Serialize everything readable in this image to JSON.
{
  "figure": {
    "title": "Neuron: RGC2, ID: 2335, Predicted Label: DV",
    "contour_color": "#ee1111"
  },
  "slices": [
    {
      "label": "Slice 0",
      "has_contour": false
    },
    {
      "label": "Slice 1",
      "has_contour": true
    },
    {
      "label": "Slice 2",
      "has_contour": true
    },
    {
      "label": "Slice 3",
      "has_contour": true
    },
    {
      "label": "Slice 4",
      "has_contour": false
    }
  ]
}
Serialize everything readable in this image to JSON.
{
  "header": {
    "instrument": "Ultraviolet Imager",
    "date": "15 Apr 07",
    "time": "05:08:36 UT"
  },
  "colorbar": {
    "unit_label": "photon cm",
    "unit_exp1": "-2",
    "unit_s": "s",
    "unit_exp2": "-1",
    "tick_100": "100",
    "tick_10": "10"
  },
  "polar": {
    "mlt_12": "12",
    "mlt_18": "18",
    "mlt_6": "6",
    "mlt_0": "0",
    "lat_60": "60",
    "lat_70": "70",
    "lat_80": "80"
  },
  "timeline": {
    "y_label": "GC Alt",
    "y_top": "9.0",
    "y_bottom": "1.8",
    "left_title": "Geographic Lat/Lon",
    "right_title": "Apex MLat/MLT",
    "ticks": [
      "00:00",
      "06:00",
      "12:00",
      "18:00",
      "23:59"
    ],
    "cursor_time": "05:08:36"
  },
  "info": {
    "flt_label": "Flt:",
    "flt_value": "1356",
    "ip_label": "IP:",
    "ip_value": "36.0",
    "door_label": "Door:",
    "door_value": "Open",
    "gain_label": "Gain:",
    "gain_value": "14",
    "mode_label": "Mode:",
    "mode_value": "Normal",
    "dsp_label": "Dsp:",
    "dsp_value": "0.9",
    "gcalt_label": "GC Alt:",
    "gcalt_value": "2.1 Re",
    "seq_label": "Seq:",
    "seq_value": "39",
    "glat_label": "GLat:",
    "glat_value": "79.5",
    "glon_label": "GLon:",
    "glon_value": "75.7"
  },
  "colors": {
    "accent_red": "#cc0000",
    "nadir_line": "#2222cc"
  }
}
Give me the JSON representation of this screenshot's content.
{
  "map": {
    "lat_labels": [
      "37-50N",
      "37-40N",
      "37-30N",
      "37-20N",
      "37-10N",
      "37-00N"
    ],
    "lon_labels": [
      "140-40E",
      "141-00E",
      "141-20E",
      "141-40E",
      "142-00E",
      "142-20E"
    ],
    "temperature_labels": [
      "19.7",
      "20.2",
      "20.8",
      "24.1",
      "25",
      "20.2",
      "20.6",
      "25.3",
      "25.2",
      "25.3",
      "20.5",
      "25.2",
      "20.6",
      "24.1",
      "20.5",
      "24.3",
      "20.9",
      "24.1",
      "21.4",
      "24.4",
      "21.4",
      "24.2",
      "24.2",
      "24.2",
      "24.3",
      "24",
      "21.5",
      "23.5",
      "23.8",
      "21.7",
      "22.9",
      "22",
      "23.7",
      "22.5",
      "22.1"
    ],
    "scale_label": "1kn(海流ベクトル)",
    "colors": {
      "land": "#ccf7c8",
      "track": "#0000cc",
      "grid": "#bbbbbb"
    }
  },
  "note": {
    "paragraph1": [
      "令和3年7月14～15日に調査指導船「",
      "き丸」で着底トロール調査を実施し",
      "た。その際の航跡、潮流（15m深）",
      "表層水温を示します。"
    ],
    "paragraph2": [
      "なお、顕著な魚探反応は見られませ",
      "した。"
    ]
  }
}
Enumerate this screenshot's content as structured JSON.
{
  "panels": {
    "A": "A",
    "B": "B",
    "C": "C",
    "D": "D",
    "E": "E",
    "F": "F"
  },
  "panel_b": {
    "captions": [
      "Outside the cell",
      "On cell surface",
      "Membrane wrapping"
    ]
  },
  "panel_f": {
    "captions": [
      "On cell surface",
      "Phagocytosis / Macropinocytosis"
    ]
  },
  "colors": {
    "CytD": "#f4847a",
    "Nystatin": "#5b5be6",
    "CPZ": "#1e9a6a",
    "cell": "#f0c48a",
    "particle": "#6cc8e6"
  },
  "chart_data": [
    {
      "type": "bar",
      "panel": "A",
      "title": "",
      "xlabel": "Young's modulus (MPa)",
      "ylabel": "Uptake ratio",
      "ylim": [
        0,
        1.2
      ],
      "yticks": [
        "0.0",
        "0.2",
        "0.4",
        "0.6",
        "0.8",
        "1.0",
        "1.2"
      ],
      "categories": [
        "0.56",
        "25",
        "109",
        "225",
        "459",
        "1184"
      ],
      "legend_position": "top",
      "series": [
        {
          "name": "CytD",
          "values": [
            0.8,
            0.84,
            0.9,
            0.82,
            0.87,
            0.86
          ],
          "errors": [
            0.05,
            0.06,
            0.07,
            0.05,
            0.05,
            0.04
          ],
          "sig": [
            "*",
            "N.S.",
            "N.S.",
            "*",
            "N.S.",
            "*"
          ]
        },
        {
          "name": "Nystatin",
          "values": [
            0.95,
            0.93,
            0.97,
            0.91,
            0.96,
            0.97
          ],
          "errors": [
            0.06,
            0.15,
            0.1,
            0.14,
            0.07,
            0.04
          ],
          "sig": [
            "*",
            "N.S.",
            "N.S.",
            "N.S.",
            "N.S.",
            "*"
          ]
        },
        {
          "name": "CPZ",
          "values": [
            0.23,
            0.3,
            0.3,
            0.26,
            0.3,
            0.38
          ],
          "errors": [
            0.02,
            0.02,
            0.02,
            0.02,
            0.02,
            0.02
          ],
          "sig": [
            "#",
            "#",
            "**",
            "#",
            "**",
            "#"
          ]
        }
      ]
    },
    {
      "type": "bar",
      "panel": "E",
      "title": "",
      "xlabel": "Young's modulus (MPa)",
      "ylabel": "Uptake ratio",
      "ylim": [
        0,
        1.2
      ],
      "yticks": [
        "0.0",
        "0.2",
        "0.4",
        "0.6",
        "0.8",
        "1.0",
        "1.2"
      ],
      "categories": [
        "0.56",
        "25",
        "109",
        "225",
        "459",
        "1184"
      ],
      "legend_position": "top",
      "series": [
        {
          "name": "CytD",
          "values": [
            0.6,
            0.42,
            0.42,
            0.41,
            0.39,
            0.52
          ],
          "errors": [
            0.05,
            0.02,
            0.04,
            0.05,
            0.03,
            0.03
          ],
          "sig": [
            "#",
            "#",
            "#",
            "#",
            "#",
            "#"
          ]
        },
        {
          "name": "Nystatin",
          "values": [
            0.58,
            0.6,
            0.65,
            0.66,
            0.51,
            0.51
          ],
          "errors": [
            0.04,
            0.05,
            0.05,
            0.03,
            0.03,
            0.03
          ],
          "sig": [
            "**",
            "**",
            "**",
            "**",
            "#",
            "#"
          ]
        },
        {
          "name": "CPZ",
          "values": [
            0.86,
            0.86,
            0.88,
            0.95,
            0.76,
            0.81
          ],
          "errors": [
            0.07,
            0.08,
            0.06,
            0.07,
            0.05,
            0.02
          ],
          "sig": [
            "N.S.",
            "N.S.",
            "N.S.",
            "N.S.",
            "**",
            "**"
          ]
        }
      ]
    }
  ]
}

■ Given instruction
Look through the records and count each line that holds "cell". Write only the total.

■ Answer
4